### Information supplied ###

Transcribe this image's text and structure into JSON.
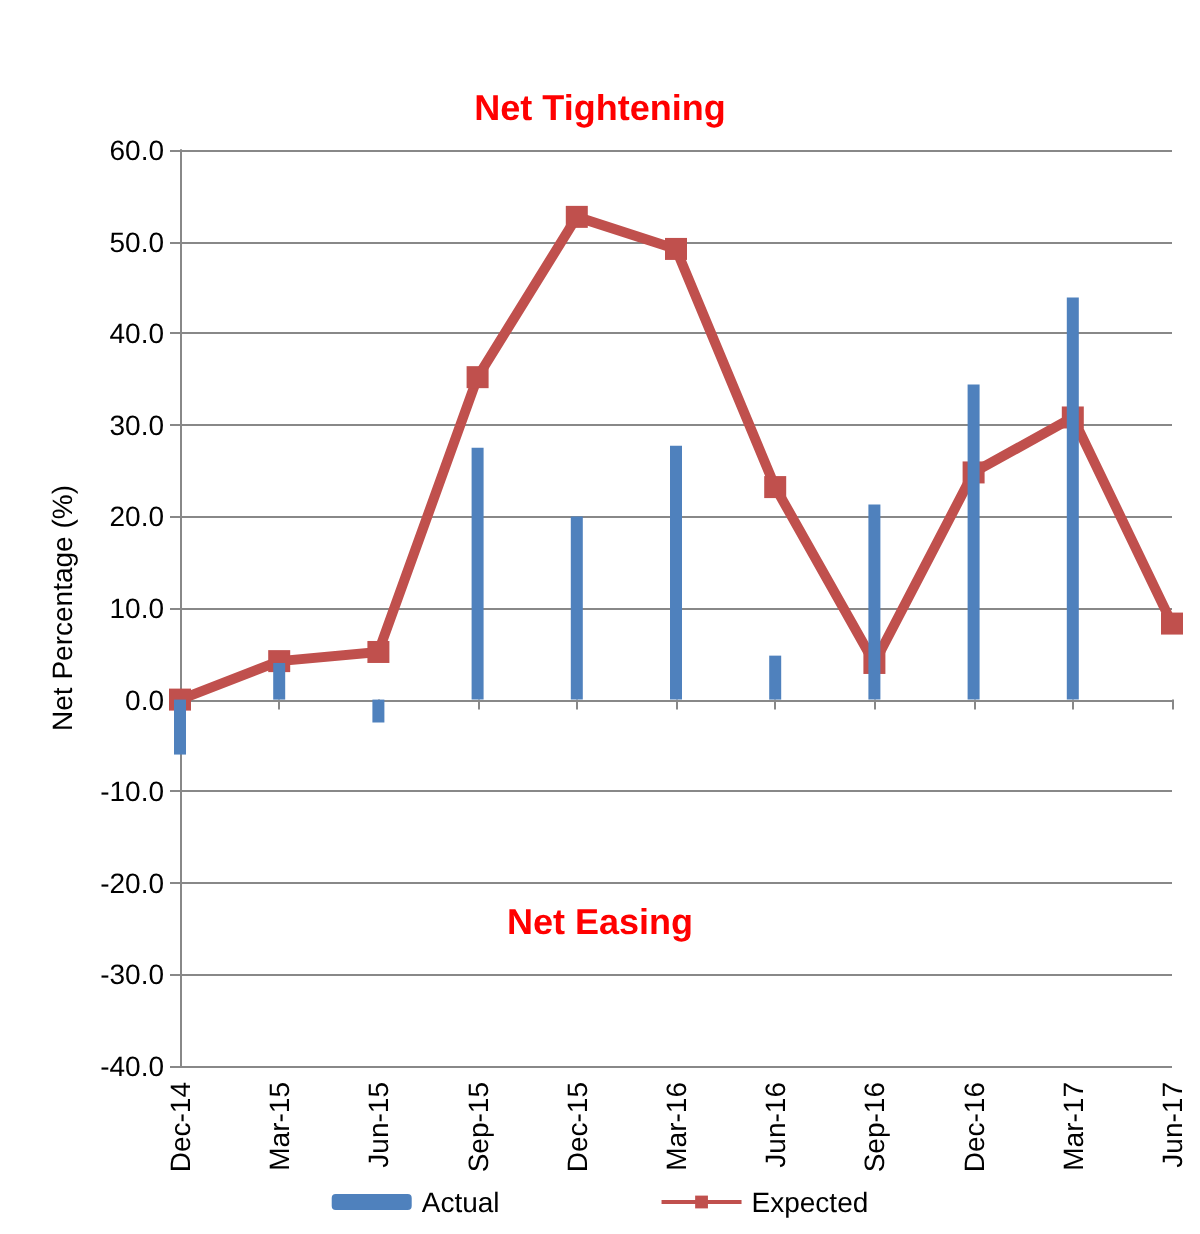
{
  "chart_data": {
    "type": "bar",
    "ylabel": "Net Percentage (%)",
    "categories": [
      "Dec-14",
      "Mar-15",
      "Jun-15",
      "Sep-15",
      "Dec-15",
      "Mar-16",
      "Jun-16",
      "Sep-16",
      "Dec-16",
      "Mar-17",
      "Jun-17"
    ],
    "series": [
      {
        "name": "Actual",
        "color": "#4f81bd",
        "values": [
          -6,
          4,
          -2.5,
          27.5,
          20,
          27.7,
          4.8,
          21.3,
          34.4,
          43.9,
          null
        ]
      },
      {
        "name": "Expected",
        "type": "line",
        "color": "#c0504d",
        "marker": "square",
        "values": [
          0,
          4.2,
          5.2,
          35.2,
          52.7,
          49.2,
          23.2,
          4,
          24.8,
          30.8,
          8.3
        ]
      }
    ],
    "ylim": [
      -40,
      60
    ],
    "yticks": [
      {
        "value": -40,
        "label": "-40.0"
      },
      {
        "value": -30,
        "label": "-30.0"
      },
      {
        "value": -20,
        "label": "-20.0"
      },
      {
        "value": -10,
        "label": "-10.0"
      },
      {
        "value": 0,
        "label": "0.0"
      },
      {
        "value": 10,
        "label": "10.0"
      },
      {
        "value": 20,
        "label": "20.0"
      },
      {
        "value": 30,
        "label": "30.0"
      },
      {
        "value": 40,
        "label": "40.0"
      },
      {
        "value": 50,
        "label": "50.0"
      },
      {
        "value": 60,
        "label": "60.0"
      }
    ],
    "annotations": [
      "Net Tightening",
      "Net Easing"
    ],
    "grid": "y",
    "legend": "bottom"
  }
}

###

◆ **Task details**
All of the material above needs to be restated exactly, with no pictures.

◆ **Result of this exercise**
Transcribe this image's text and structure into JSON.
{
  "chart_data": {
    "type": "bar",
    "ylabel": "Net Percentage (%)",
    "categories": [
      "Dec-14",
      "Mar-15",
      "Jun-15",
      "Sep-15",
      "Dec-15",
      "Mar-16",
      "Jun-16",
      "Sep-16",
      "Dec-16",
      "Mar-17",
      "Jun-17"
    ],
    "series": [
      {
        "name": "Actual",
        "color": "#4f81bd",
        "values": [
          -6,
          4,
          -2.5,
          27.5,
          20,
          27.7,
          4.8,
          21.3,
          34.4,
          43.9,
          null
        ]
      },
      {
        "name": "Expected",
        "type": "line",
        "color": "#c0504d",
        "marker": "square",
        "values": [
          0,
          4.2,
          5.2,
          35.2,
          52.7,
          49.2,
          23.2,
          4,
          24.8,
          30.8,
          8.3
        ]
      }
    ],
    "ylim": [
      -40,
      60
    ],
    "yticks": [
      {
        "value": -40,
        "label": "-40.0"
      },
      {
        "value": -30,
        "label": "-30.0"
      },
      {
        "value": -20,
        "label": "-20.0"
      },
      {
        "value": -10,
        "label": "-10.0"
      },
      {
        "value": 0,
        "label": "0.0"
      },
      {
        "value": 10,
        "label": "10.0"
      },
      {
        "value": 20,
        "label": "20.0"
      },
      {
        "value": 30,
        "label": "30.0"
      },
      {
        "value": 40,
        "label": "40.0"
      },
      {
        "value": 50,
        "label": "50.0"
      },
      {
        "value": 60,
        "label": "60.0"
      }
    ],
    "annotations": [
      "Net Tightening",
      "Net Easing"
    ],
    "grid": "y",
    "legend": "bottom"
  }
}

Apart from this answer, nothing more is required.